(Records excerpted from a collection)
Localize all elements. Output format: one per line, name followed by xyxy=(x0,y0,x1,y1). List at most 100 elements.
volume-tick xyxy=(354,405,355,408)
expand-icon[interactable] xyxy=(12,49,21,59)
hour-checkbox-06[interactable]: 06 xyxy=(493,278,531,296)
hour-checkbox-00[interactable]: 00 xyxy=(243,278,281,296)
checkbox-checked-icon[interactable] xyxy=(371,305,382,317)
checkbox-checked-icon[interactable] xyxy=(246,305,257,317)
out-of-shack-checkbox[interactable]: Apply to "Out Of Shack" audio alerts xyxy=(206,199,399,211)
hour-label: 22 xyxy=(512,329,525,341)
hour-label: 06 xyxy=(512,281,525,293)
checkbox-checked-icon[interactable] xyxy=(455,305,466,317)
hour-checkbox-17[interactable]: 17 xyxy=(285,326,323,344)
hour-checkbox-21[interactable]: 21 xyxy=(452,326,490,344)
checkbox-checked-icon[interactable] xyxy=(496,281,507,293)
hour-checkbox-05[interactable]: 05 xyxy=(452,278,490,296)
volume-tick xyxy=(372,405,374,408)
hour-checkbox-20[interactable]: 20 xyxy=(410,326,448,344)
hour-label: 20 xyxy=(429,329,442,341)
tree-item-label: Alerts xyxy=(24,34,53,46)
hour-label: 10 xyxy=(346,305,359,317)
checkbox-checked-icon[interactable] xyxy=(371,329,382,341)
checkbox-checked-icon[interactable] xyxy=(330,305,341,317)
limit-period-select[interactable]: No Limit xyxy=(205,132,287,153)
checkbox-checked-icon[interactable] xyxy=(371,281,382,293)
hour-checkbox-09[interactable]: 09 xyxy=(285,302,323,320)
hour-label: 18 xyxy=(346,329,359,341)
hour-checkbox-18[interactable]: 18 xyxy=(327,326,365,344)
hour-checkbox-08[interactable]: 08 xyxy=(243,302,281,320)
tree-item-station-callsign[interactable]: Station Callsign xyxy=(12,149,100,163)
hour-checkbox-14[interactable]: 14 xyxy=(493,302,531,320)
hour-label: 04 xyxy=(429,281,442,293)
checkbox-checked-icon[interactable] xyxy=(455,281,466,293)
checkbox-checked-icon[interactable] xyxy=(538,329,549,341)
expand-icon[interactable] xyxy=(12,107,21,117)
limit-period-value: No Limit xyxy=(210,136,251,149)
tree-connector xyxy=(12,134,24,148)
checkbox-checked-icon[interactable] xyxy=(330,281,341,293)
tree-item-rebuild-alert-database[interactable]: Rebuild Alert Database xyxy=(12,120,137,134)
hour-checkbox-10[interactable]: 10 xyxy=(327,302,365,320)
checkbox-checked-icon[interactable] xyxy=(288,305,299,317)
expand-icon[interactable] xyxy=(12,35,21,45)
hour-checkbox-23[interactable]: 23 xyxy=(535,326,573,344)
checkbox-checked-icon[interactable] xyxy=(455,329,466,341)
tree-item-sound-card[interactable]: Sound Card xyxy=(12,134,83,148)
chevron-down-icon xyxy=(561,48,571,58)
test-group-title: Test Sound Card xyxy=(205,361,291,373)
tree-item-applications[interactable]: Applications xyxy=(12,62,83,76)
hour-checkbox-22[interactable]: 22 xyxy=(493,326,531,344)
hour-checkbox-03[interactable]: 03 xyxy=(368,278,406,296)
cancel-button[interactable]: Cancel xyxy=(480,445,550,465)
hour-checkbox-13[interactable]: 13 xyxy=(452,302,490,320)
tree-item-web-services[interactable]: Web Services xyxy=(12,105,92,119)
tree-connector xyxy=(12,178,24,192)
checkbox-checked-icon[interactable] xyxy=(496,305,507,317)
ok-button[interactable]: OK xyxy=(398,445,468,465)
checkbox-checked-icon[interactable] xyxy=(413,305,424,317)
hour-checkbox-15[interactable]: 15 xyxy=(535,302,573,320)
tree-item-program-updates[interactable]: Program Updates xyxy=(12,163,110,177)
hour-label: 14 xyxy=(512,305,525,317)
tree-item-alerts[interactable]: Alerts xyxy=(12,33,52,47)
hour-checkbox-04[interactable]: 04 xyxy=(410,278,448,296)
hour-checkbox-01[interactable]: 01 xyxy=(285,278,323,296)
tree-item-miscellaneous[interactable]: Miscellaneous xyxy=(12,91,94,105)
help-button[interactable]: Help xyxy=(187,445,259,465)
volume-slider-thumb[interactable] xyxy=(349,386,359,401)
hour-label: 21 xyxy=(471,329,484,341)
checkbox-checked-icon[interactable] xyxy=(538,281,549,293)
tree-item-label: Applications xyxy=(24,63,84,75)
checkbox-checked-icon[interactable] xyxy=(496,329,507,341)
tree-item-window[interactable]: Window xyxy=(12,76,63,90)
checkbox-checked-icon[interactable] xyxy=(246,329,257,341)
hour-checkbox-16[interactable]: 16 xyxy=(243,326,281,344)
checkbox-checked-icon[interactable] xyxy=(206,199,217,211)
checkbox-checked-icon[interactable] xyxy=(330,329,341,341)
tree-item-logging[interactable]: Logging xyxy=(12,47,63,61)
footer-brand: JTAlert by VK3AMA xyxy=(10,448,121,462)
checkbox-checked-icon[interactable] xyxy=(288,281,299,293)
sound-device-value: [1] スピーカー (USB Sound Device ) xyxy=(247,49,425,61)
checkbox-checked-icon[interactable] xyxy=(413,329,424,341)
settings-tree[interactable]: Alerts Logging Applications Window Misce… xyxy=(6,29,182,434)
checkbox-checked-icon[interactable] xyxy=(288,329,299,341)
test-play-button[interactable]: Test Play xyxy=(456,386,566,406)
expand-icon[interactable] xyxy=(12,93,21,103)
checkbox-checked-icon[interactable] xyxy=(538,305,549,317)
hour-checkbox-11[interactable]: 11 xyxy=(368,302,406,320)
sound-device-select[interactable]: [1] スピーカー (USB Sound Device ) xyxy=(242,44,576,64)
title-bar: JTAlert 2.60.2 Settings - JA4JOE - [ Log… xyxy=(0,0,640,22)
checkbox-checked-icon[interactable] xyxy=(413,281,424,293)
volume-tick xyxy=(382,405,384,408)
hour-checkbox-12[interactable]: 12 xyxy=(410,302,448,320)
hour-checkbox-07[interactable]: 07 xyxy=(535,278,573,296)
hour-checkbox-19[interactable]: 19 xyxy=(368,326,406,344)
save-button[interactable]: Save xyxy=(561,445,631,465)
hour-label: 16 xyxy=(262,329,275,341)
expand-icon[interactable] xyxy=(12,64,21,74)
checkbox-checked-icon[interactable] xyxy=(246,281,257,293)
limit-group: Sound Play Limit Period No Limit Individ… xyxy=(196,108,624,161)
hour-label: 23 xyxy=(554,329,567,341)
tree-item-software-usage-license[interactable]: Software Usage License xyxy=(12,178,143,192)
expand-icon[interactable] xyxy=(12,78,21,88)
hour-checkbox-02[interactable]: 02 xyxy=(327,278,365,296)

- [WHAT THE EXERCISE ASKS] Please reproduce without any change the part of the listing above that opens with its first line and closes with the line containing "hour-label: 22 xyxy=(512,329,525,341)", both ends included. Print only those lines.

- [EXERCISE RESPONSE]
Localize all elements. Output format: one per line, name followed by xyxy=(x0,y0,x1,y1). List at most 100 elements.
volume-tick xyxy=(354,405,355,408)
expand-icon[interactable] xyxy=(12,49,21,59)
hour-checkbox-06[interactable]: 06 xyxy=(493,278,531,296)
hour-checkbox-00[interactable]: 00 xyxy=(243,278,281,296)
checkbox-checked-icon[interactable] xyxy=(371,305,382,317)
checkbox-checked-icon[interactable] xyxy=(246,305,257,317)
out-of-shack-checkbox[interactable]: Apply to "Out Of Shack" audio alerts xyxy=(206,199,399,211)
hour-label: 22 xyxy=(512,329,525,341)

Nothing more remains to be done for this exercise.